DIRECTION
Retype the data that follows line by line, exactly, and leave its pictures out.

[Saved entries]
++++++++
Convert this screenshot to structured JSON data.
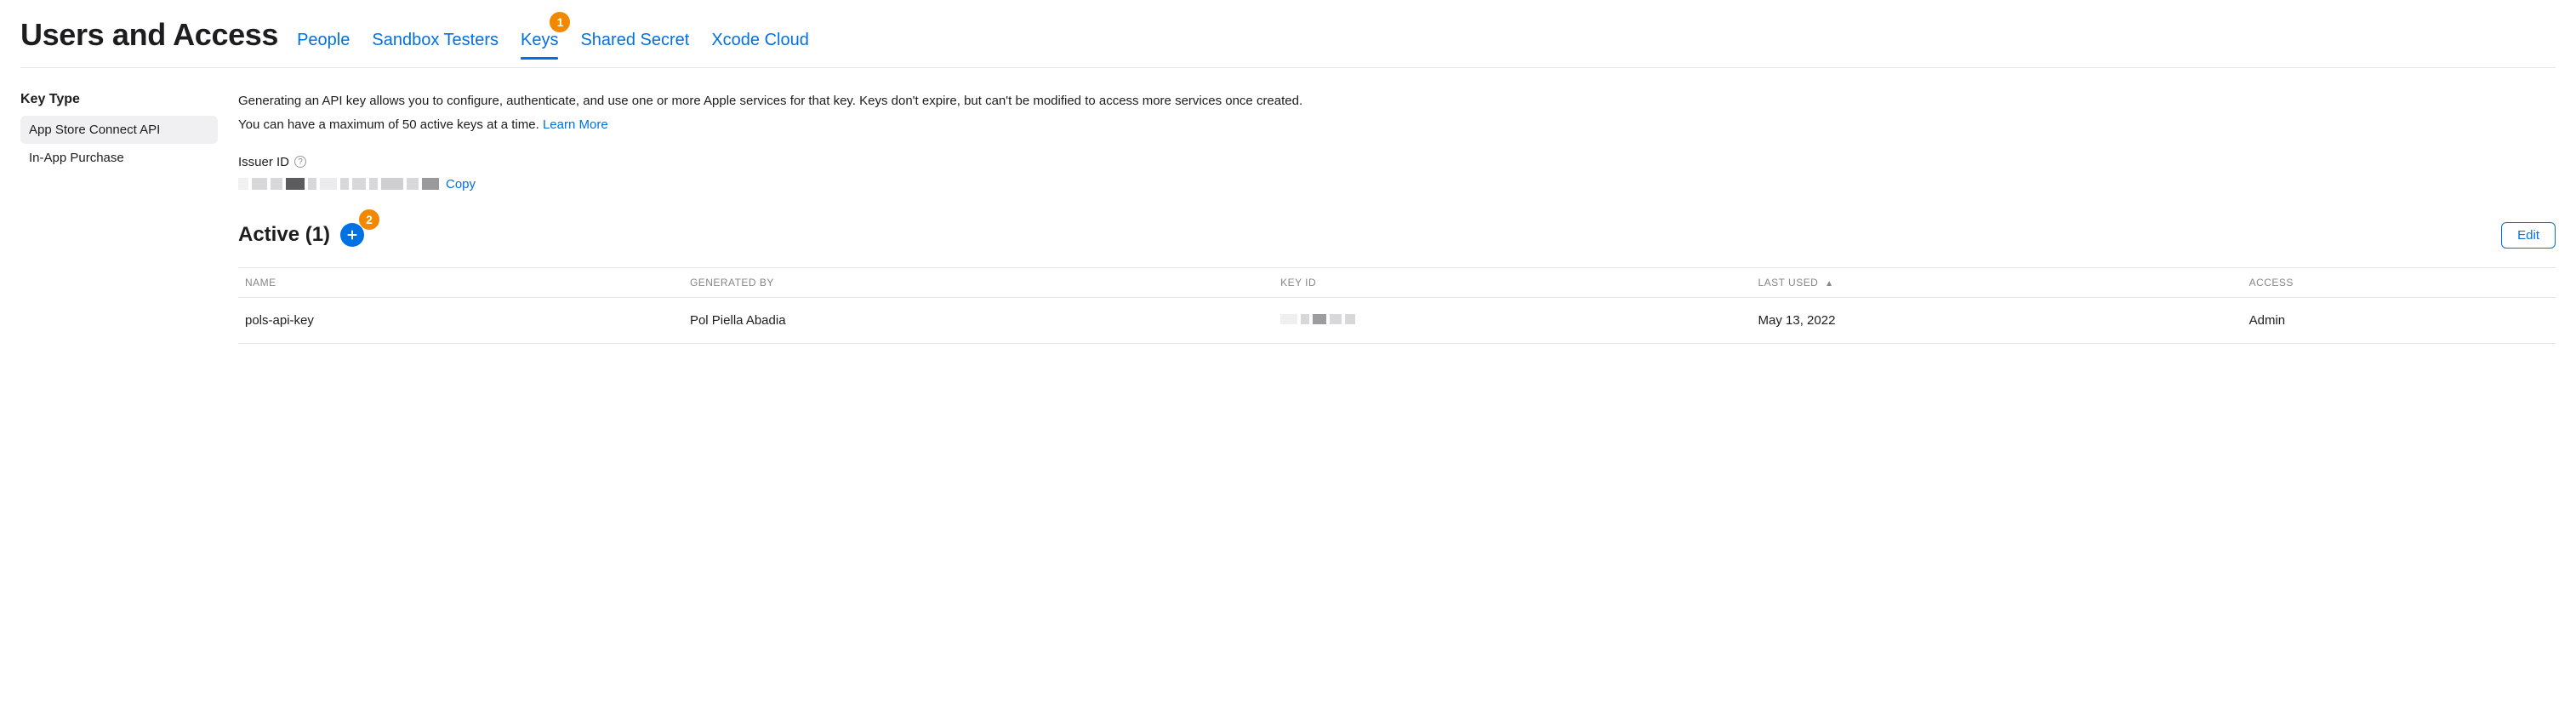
{
  "colors": {
    "accent": "#0071e3",
    "badge": "#f28700"
  },
  "header": {
    "title": "Users and Access",
    "tabs": [
      {
        "label": "People"
      },
      {
        "label": "Sandbox Testers"
      },
      {
        "label": "Keys",
        "active": true,
        "step": "1"
      },
      {
        "label": "Shared Secret"
      },
      {
        "label": "Xcode Cloud"
      }
    ]
  },
  "sidebar": {
    "title": "Key Type",
    "items": [
      {
        "label": "App Store Connect API",
        "selected": true
      },
      {
        "label": "In-App Purchase",
        "selected": false
      }
    ]
  },
  "main": {
    "description_line1": "Generating an API key allows you to configure, authenticate, and use one or more Apple services for that key. Keys don't expire, but can't be modified to access more services once created.",
    "description_line2_prefix": "You can have a maximum of 50 active keys at a time. ",
    "learn_more": "Learn More",
    "issuer_label": "Issuer ID",
    "copy_label": "Copy",
    "active_title": "Active (1)",
    "add_step": "2",
    "edit_label": "Edit",
    "table": {
      "columns": [
        {
          "label": "NAME"
        },
        {
          "label": "GENERATED BY"
        },
        {
          "label": "KEY ID"
        },
        {
          "label": "LAST USED",
          "sort": "asc"
        },
        {
          "label": "ACCESS"
        }
      ],
      "rows": [
        {
          "name": "pols-api-key",
          "generated_by": "Pol Piella Abadia",
          "key_id": "",
          "last_used": "May 13, 2022",
          "access": "Admin"
        }
      ]
    }
  }
}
++++++++
ANSWER TO THE EXERCISE
Convert this screenshot to structured JSON data.
{
  "colors": {
    "accent": "#0071e3",
    "badge": "#f28700"
  },
  "header": {
    "title": "Users and Access",
    "tabs": [
      {
        "label": "People"
      },
      {
        "label": "Sandbox Testers"
      },
      {
        "label": "Keys",
        "active": true,
        "step": "1"
      },
      {
        "label": "Shared Secret"
      },
      {
        "label": "Xcode Cloud"
      }
    ]
  },
  "sidebar": {
    "title": "Key Type",
    "items": [
      {
        "label": "App Store Connect API",
        "selected": true
      },
      {
        "label": "In-App Purchase",
        "selected": false
      }
    ]
  },
  "main": {
    "description_line1": "Generating an API key allows you to configure, authenticate, and use one or more Apple services for that key. Keys don't expire, but can't be modified to access more services once created.",
    "description_line2_prefix": "You can have a maximum of 50 active keys at a time. ",
    "learn_more": "Learn More",
    "issuer_label": "Issuer ID",
    "copy_label": "Copy",
    "active_title": "Active (1)",
    "add_step": "2",
    "edit_label": "Edit",
    "table": {
      "columns": [
        {
          "label": "NAME"
        },
        {
          "label": "GENERATED BY"
        },
        {
          "label": "KEY ID"
        },
        {
          "label": "LAST USED",
          "sort": "asc"
        },
        {
          "label": "ACCESS"
        }
      ],
      "rows": [
        {
          "name": "pols-api-key",
          "generated_by": "Pol Piella Abadia",
          "key_id": "",
          "last_used": "May 13, 2022",
          "access": "Admin"
        }
      ]
    }
  }
}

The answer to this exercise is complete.